Data records
◆ ◆ ◆ ◆ ◆ ◆ ◆

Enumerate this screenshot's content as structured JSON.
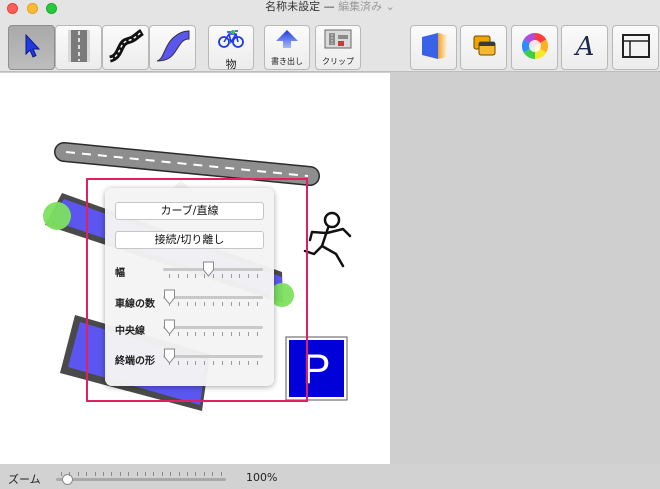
{
  "window": {
    "title": "名称未設定",
    "separator": "—",
    "status": "編集済み ⌄"
  },
  "toolbar": {
    "object_label": "物",
    "export_label": "書き出し",
    "clip_label": "クリップ"
  },
  "canvas": {
    "parking_sign": "P"
  },
  "popover": {
    "curve_button": "カーブ/直線",
    "connect_button": "接続/切り離し",
    "width_label": "幅",
    "width_value": 0.45,
    "lanes_label": "車線の数",
    "lanes_value": 0.0,
    "centerline_label": "中央線",
    "centerline_value": 0.0,
    "end_shape_label": "終端の形",
    "end_shape_value": 0.0
  },
  "bottombar": {
    "zoom_label": "ズーム",
    "zoom_value": "100%"
  },
  "colors": {
    "accent_blue": "#1f3adf",
    "road_blue": "#5b56f0",
    "handle_green": "#7de05f",
    "highlight_magenta": "#e0215e"
  }
}
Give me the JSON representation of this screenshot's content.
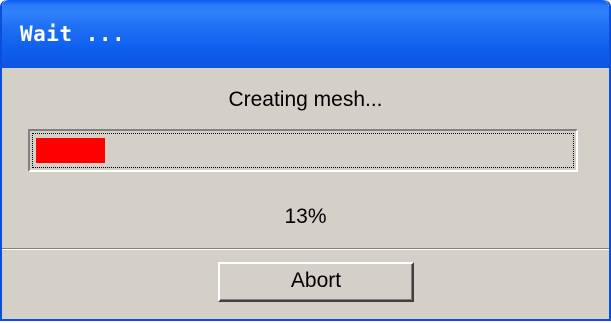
{
  "window": {
    "title": "Wait ..."
  },
  "dialog": {
    "status_text": "Creating mesh...",
    "progress_percent": 13,
    "progress_label": "13%",
    "abort_label": "Abort"
  },
  "colors": {
    "progress_fill": "#ff0000",
    "titlebar": "#0b55e0",
    "background": "#d4d0c8"
  }
}
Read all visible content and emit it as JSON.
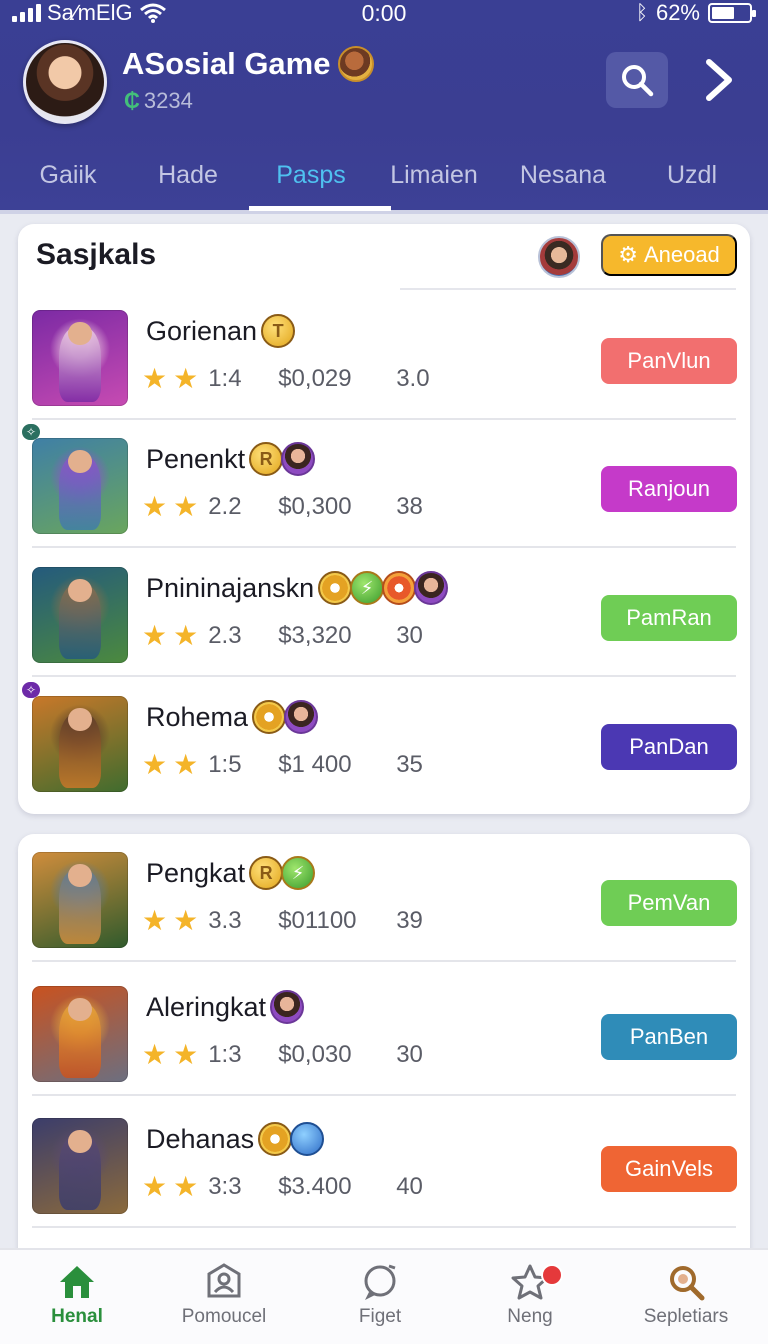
{
  "status_bar": {
    "carrier": "Sa∕mElG",
    "time": "0:00",
    "battery_pct_text": "62%",
    "battery_level": 0.62
  },
  "header": {
    "app_title": "ASosial Game",
    "credits": "3234",
    "credits_icon": "gem-icon"
  },
  "tabs": [
    "Gaiik",
    "Hade",
    "Pasps",
    "Limaien",
    "Nesana",
    "Uzdl"
  ],
  "active_tab": 2,
  "section": {
    "title": "Sasjkals",
    "reload_label": "Aneoad"
  },
  "colors": {
    "header_bg": "#3a3f94",
    "active_tab": "#4fc1f0",
    "reload": "#f6b82c",
    "active_nav": "#2a8f3c"
  },
  "games": [
    {
      "name": "Gorienan",
      "badges": [
        "gold"
      ],
      "badge_text": [
        "T"
      ],
      "rating": "1:4",
      "price": "$0,029",
      "count": "3.0",
      "button": "PanVlun",
      "button_color": "#f26f6f",
      "thumb": [
        "#7b2aa4",
        "#c74bb2",
        "#f0d0e4"
      ],
      "tag": ""
    },
    {
      "name": "Penenkt",
      "badges": [
        "gold",
        "purple"
      ],
      "badge_text": [
        "R",
        ""
      ],
      "rating": "2.2",
      "price": "$0,300",
      "count": "38",
      "button": "Ranjoun",
      "button_color": "#c53ac9",
      "thumb": [
        "#3f7fa6",
        "#6aa65d",
        "#8d53c8"
      ],
      "tag": "gr"
    },
    {
      "name": "Pnininajanskn",
      "badges": [
        "ring",
        "green",
        "orange",
        "purple"
      ],
      "badge_text": [
        "",
        "⚡",
        "",
        ""
      ],
      "rating": "2.3",
      "price": "$3,320",
      "count": "30",
      "button": "PamRan",
      "button_color": "#6fcd55",
      "thumb": [
        "#245a7d",
        "#4c8a3e",
        "#8a6d4c"
      ],
      "tag": ""
    },
    {
      "name": "Rohema",
      "badges": [
        "ring",
        "purple"
      ],
      "badge_text": [
        "",
        ""
      ],
      "rating": "1:5",
      "price": "$1 400",
      "count": "35",
      "button": "PanDan",
      "button_color": "#4b38b3",
      "thumb": [
        "#c9782a",
        "#3f6c2e",
        "#5b3b2a"
      ],
      "tag": "pu"
    },
    {
      "name": "Pengkat",
      "badges": [
        "gold",
        "green"
      ],
      "badge_text": [
        "R",
        "⚡"
      ],
      "rating": "3.3",
      "price": "$01100",
      "count": "39",
      "button": "PemVan",
      "button_color": "#6fcd55",
      "thumb": [
        "#d08d3c",
        "#2f5a2c",
        "#5e7a96"
      ],
      "tag": ""
    },
    {
      "name": "Aleringkat",
      "badges": [
        "purple"
      ],
      "badge_text": [
        ""
      ],
      "rating": "1:3",
      "price": "$0,030",
      "count": "30",
      "button": "PanBen",
      "button_color": "#2f8cb8",
      "thumb": [
        "#c9521f",
        "#6c6f80",
        "#e7a83a"
      ],
      "tag": ""
    },
    {
      "name": "Dehanas",
      "badges": [
        "ring",
        "blue"
      ],
      "badge_text": [
        "",
        ""
      ],
      "rating": "3:3",
      "price": "$3.400",
      "count": "40",
      "button": "GainVels",
      "button_color": "#ef6534",
      "thumb": [
        "#3b3d6b",
        "#8b6a3c",
        "#5a4a70"
      ],
      "tag": ""
    }
  ],
  "bottom_nav": [
    {
      "label": "Henal",
      "icon": "home-icon",
      "active": true
    },
    {
      "label": "Pomoucel",
      "icon": "profile-badge-icon",
      "active": false
    },
    {
      "label": "Figet",
      "icon": "chat-bubble-icon",
      "active": false
    },
    {
      "label": "Neng",
      "icon": "notification-star-icon",
      "active": false
    },
    {
      "label": "Sepletiars",
      "icon": "magnifier-icon",
      "active": false
    }
  ]
}
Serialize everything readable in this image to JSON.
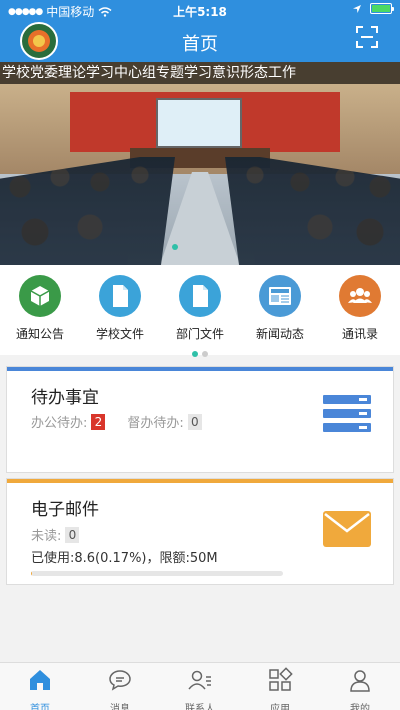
{
  "status_bar": {
    "carrier": "中国移动",
    "time": "上午5:18"
  },
  "header": {
    "title": "首页"
  },
  "banner": {
    "ticker_text": "学校党委理论学习中心组专题学习意识形态工作"
  },
  "quick_menu": [
    {
      "label": "通知公告",
      "color": "#3a9a48",
      "icon": "cube-icon"
    },
    {
      "label": "学校文件",
      "color": "#3ba3d9",
      "icon": "document-icon"
    },
    {
      "label": "部门文件",
      "color": "#3ba3d9",
      "icon": "document-icon"
    },
    {
      "label": "新闻动态",
      "color": "#4a9ad6",
      "icon": "news-icon"
    },
    {
      "label": "通讯录",
      "color": "#e07a33",
      "icon": "contacts-icon"
    }
  ],
  "todo_card": {
    "title": "待办事宜",
    "office_label": "办公待办:",
    "office_count": "2",
    "supervise_label": "督办待办:",
    "supervise_count": "0",
    "accent": "#4a86d8"
  },
  "mail_card": {
    "title": "电子邮件",
    "unread_label": "未读:",
    "unread_count": "0",
    "usage_text": "已使用:8.6(0.17%)，限额:50M",
    "usage_fraction": 0.0017,
    "accent": "#f0a93c"
  },
  "tabbar": [
    {
      "label": "首页",
      "active": true
    },
    {
      "label": "消息",
      "active": false
    },
    {
      "label": "联系人",
      "active": false
    },
    {
      "label": "应用",
      "active": false
    },
    {
      "label": "我的",
      "active": false
    }
  ]
}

◆ ◆ ◆ ◆ ◆ ◆ ◆

AIM ->
Reproduce the material in full, word for word, and omit the pictures.

WORKED ANSWER ->
Enumerate this screenshot's content as structured JSON.
{
  "window": {
    "title": "名称未設定",
    "separator": "—",
    "status": "編集済み ⌄"
  },
  "toolbar": {
    "object_label": "物",
    "export_label": "書き出し",
    "clip_label": "クリップ"
  },
  "canvas": {
    "parking_sign": "P"
  },
  "popover": {
    "curve_button": "カーブ/直線",
    "connect_button": "接続/切り離し",
    "width_label": "幅",
    "width_value": 0.45,
    "lanes_label": "車線の数",
    "lanes_value": 0.0,
    "centerline_label": "中央線",
    "centerline_value": 0.0,
    "end_shape_label": "終端の形",
    "end_shape_value": 0.0
  },
  "bottombar": {
    "zoom_label": "ズーム",
    "zoom_value": "100%"
  },
  "colors": {
    "accent_blue": "#1f3adf",
    "road_blue": "#5b56f0",
    "handle_green": "#7de05f",
    "highlight_magenta": "#e0215e"
  }
}
Give me the JSON representation of this screenshot's content.
{
  "window": {
    "title": "Wait ..."
  },
  "dialog": {
    "status_text": "Creating mesh...",
    "progress_percent": 13,
    "progress_label": "13%",
    "abort_label": "Abort"
  },
  "colors": {
    "progress_fill": "#ff0000",
    "titlebar": "#0b55e0",
    "background": "#d4d0c8"
  }
}
Read all visible content and emit it as JSON.
{
  "status_bar": {
    "carrier": "Sa∕mElG",
    "time": "0:00",
    "battery_pct_text": "62%",
    "battery_level": 0.62
  },
  "header": {
    "app_title": "ASosial Game",
    "credits": "3234",
    "credits_icon": "gem-icon"
  },
  "tabs": [
    "Gaiik",
    "Hade",
    "Pasps",
    "Limaien",
    "Nesana",
    "Uzdl"
  ],
  "active_tab": 2,
  "section": {
    "title": "Sasjkals",
    "reload_label": "Aneoad"
  },
  "colors": {
    "header_bg": "#3a3f94",
    "active_tab": "#4fc1f0",
    "reload": "#f6b82c",
    "active_nav": "#2a8f3c"
  },
  "games": [
    {
      "name": "Gorienan",
      "badges": [
        "gold"
      ],
      "badge_text": [
        "T"
      ],
      "rating": "1:4",
      "price": "$0,029",
      "count": "3.0",
      "button": "PanVlun",
      "button_color": "#f26f6f",
      "thumb": [
        "#7b2aa4",
        "#c74bb2",
        "#f0d0e4"
      ],
      "tag": ""
    },
    {
      "name": "Penenkt",
      "badges": [
        "gold",
        "purple"
      ],
      "badge_text": [
        "R",
        ""
      ],
      "rating": "2.2",
      "price": "$0,300",
      "count": "38",
      "button": "Ranjoun",
      "button_color": "#c53ac9",
      "thumb": [
        "#3f7fa6",
        "#6aa65d",
        "#8d53c8"
      ],
      "tag": "gr"
    },
    {
      "name": "Pnininajanskn",
      "badges": [
        "ring",
        "green",
        "orange",
        "purple"
      ],
      "badge_text": [
        "",
        "⚡",
        "",
        ""
      ],
      "rating": "2.3",
      "price": "$3,320",
      "count": "30",
      "button": "PamRan",
      "button_color": "#6fcd55",
      "thumb": [
        "#245a7d",
        "#4c8a3e",
        "#8a6d4c"
      ],
      "tag": ""
    },
    {
      "name": "Rohema",
      "badges": [
        "ring",
        "purple"
      ],
      "badge_text": [
        "",
        ""
      ],
      "rating": "1:5",
      "price": "$1 400",
      "count": "35",
      "button": "PanDan",
      "button_color": "#4b38b3",
      "thumb": [
        "#c9782a",
        "#3f6c2e",
        "#5b3b2a"
      ],
      "tag": "pu"
    },
    {
      "name": "Pengkat",
      "badges": [
        "gold",
        "green"
      ],
      "badge_text": [
        "R",
        "⚡"
      ],
      "rating": "3.3",
      "price": "$01100",
      "count": "39",
      "button": "PemVan",
      "button_color": "#6fcd55",
      "thumb": [
        "#d08d3c",
        "#2f5a2c",
        "#5e7a96"
      ],
      "tag": ""
    },
    {
      "name": "Aleringkat",
      "badges": [
        "purple"
      ],
      "badge_text": [
        ""
      ],
      "rating": "1:3",
      "price": "$0,030",
      "count": "30",
      "button": "PanBen",
      "button_color": "#2f8cb8",
      "thumb": [
        "#c9521f",
        "#6c6f80",
        "#e7a83a"
      ],
      "tag": ""
    },
    {
      "name": "Dehanas",
      "badges": [
        "ring",
        "blue"
      ],
      "badge_text": [
        "",
        ""
      ],
      "rating": "3:3",
      "price": "$3.400",
      "count": "40",
      "button": "GainVels",
      "button_color": "#ef6534",
      "thumb": [
        "#3b3d6b",
        "#8b6a3c",
        "#5a4a70"
      ],
      "tag": ""
    }
  ],
  "bottom_nav": [
    {
      "label": "Henal",
      "icon": "home-icon",
      "active": true
    },
    {
      "label": "Pomoucel",
      "icon": "profile-badge-icon",
      "active": false
    },
    {
      "label": "Figet",
      "icon": "chat-bubble-icon",
      "active": false
    },
    {
      "label": "Neng",
      "icon": "notification-star-icon",
      "active": false
    },
    {
      "label": "Sepletiars",
      "icon": "magnifier-icon",
      "active": false
    }
  ]
}
Serialize everything readable in this image to JSON.
{
  "status_bar": {
    "carrier": "中国移动",
    "time": "上午5:18"
  },
  "header": {
    "title": "首页"
  },
  "banner": {
    "ticker_text": "学校党委理论学习中心组专题学习意识形态工作"
  },
  "quick_menu": [
    {
      "label": "通知公告",
      "color": "#3a9a48",
      "icon": "cube-icon"
    },
    {
      "label": "学校文件",
      "color": "#3ba3d9",
      "icon": "document-icon"
    },
    {
      "label": "部门文件",
      "color": "#3ba3d9",
      "icon": "document-icon"
    },
    {
      "label": "新闻动态",
      "color": "#4a9ad6",
      "icon": "news-icon"
    },
    {
      "label": "通讯录",
      "color": "#e07a33",
      "icon": "contacts-icon"
    }
  ],
  "todo_card": {
    "title": "待办事宜",
    "office_label": "办公待办:",
    "office_count": "2",
    "supervise_label": "督办待办:",
    "supervise_count": "0",
    "accent": "#4a86d8"
  },
  "mail_card": {
    "title": "电子邮件",
    "unread_label": "未读:",
    "unread_count": "0",
    "usage_text": "已使用:8.6(0.17%)，限额:50M",
    "usage_fraction": 0.0017,
    "accent": "#f0a93c"
  },
  "tabbar": [
    {
      "label": "首页",
      "active": true
    },
    {
      "label": "消息",
      "active": false
    },
    {
      "label": "联系人",
      "active": false
    },
    {
      "label": "应用",
      "active": false
    },
    {
      "label": "我的",
      "active": false
    }
  ]
}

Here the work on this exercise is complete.